→ Given instruction: List all lines in the material below that contain "نسبت".

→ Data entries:
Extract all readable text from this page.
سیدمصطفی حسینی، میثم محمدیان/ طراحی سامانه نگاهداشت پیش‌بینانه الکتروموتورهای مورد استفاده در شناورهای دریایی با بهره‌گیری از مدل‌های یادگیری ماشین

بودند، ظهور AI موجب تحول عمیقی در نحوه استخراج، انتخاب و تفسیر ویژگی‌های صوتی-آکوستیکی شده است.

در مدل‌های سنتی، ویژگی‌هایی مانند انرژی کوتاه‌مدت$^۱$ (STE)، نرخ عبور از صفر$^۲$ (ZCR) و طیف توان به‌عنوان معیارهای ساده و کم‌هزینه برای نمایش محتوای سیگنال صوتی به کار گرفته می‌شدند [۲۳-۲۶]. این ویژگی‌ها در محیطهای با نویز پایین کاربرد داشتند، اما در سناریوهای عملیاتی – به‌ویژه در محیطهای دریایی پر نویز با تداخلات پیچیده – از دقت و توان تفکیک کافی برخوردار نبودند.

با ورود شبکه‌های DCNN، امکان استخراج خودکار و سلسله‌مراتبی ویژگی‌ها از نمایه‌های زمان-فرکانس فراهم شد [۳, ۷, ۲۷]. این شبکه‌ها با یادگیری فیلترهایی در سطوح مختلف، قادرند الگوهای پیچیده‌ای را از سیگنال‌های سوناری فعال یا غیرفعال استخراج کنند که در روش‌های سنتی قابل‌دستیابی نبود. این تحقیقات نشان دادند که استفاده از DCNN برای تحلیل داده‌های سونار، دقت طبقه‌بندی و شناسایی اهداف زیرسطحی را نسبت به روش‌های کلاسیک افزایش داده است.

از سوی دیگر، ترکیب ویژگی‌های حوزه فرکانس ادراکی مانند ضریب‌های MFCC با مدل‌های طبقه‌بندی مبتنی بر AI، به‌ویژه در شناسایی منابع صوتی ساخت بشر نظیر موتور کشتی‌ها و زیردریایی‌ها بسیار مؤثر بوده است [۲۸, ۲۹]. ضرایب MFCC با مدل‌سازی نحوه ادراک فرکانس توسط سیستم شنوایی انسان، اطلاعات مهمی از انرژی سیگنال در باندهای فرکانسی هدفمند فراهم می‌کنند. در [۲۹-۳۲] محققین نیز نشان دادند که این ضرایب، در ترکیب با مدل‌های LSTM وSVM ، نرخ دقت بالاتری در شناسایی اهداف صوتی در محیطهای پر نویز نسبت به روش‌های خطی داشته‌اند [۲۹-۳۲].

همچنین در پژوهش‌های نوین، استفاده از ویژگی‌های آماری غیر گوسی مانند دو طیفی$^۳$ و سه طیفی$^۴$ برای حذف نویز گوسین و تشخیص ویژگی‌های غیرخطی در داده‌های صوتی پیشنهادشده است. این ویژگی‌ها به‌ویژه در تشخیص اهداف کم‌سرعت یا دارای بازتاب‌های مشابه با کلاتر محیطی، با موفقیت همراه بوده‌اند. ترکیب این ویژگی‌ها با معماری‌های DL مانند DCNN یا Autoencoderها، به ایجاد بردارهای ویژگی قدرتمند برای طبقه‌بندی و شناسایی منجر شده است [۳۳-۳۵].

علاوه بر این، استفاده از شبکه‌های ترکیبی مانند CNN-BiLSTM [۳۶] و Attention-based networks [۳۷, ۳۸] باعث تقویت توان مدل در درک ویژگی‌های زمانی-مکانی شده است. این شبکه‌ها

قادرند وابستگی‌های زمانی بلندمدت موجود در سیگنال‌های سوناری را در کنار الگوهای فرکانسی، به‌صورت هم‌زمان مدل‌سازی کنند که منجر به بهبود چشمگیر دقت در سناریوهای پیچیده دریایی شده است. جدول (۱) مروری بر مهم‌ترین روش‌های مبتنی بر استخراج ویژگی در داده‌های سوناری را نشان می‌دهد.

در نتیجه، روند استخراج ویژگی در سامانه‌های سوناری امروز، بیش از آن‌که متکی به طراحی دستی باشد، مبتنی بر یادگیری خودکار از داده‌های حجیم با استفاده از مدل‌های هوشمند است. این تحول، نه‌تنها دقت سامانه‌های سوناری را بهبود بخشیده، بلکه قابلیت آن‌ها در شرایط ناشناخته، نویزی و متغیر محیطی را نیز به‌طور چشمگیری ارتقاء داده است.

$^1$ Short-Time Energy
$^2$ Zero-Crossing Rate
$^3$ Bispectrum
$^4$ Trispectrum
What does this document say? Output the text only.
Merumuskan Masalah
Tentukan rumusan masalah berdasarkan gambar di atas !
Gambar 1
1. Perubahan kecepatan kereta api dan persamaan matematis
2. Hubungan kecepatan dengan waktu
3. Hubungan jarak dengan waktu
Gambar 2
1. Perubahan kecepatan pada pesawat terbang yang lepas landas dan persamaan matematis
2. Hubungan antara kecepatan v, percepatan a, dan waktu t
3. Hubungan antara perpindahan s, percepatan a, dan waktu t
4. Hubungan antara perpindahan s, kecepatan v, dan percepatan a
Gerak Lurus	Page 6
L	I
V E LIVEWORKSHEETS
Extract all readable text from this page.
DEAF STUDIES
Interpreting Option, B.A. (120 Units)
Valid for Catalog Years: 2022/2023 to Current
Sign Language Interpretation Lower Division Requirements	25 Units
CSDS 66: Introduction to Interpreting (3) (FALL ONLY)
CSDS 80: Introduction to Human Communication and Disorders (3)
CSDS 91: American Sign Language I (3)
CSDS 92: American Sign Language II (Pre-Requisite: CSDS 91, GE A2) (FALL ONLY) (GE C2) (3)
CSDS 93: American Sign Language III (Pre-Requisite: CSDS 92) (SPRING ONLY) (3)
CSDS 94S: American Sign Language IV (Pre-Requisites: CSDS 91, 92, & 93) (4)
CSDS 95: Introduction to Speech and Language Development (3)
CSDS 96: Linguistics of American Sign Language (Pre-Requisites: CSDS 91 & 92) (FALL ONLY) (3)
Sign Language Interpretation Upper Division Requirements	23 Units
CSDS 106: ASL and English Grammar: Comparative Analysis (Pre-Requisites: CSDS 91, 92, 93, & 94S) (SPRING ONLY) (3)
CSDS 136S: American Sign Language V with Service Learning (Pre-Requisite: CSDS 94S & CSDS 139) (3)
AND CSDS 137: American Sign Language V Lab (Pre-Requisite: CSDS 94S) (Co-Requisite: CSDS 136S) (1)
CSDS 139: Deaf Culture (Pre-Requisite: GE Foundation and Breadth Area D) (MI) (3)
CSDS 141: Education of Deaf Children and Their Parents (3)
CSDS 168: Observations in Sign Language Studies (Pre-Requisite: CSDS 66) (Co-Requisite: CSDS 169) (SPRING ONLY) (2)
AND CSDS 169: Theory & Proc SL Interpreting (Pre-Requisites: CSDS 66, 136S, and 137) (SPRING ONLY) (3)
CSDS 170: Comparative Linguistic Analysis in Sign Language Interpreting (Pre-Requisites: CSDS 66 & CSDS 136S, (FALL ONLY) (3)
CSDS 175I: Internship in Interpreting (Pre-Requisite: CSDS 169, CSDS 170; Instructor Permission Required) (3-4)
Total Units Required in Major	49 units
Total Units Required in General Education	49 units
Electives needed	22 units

→ Expected answer:
با ورود شبکه‌های DCNN، امکان استخراج خودکار و سلسله‌مراتبی ویژگی‌ها از نمایه‌های زمان-فرکانس فراهم شد [۳, ۷, ۲۷]. این شبکه‌ها با یادگیری فیلترهایی در سطوح مختلف، قادرند الگوهای پیچیده‌ای را از سیگنال‌های سوناری فعال یا غیرفعال استخراج کنند که در روش‌های سنتی قابل‌دستیابی نبود. این تحقیقات نشان دادند که استفاده از DCNN برای تحلیل داده‌های سونار، دقت طبقه‌بندی و شناسایی اهداف زیرسطحی را نسبت به روش‌های کلاسیک افزایش داده است.
از سوی دیگر، ترکیب ویژگی‌های حوزه فرکانس ادراکی مانند ضریب‌های MFCC با مدل‌های طبقه‌بندی مبتنی بر AI، به‌ویژه در شناسایی منابع صوتی ساخت بشر نظیر موتور کشتی‌ها و زیردریایی‌ها بسیار مؤثر بوده است [۲۸, ۲۹]. ضرایب MFCC با مدل‌سازی نحوه ادراک فرکانس توسط سیستم شنوایی انسان، اطلاعات مهمی از انرژی سیگنال در باندهای فرکانسی هدفمند فراهم می‌کنند. در [۲۹-۳۲] محققین نیز نشان دادند که این ضرایب، در ترکیب با مدل‌های LSTM وSVM ، نرخ دقت بالاتری در شناسایی اهداف صوتی در محیطهای پر نویز نسبت به روش‌های خطی داشته‌اند [۲۹-۳۲].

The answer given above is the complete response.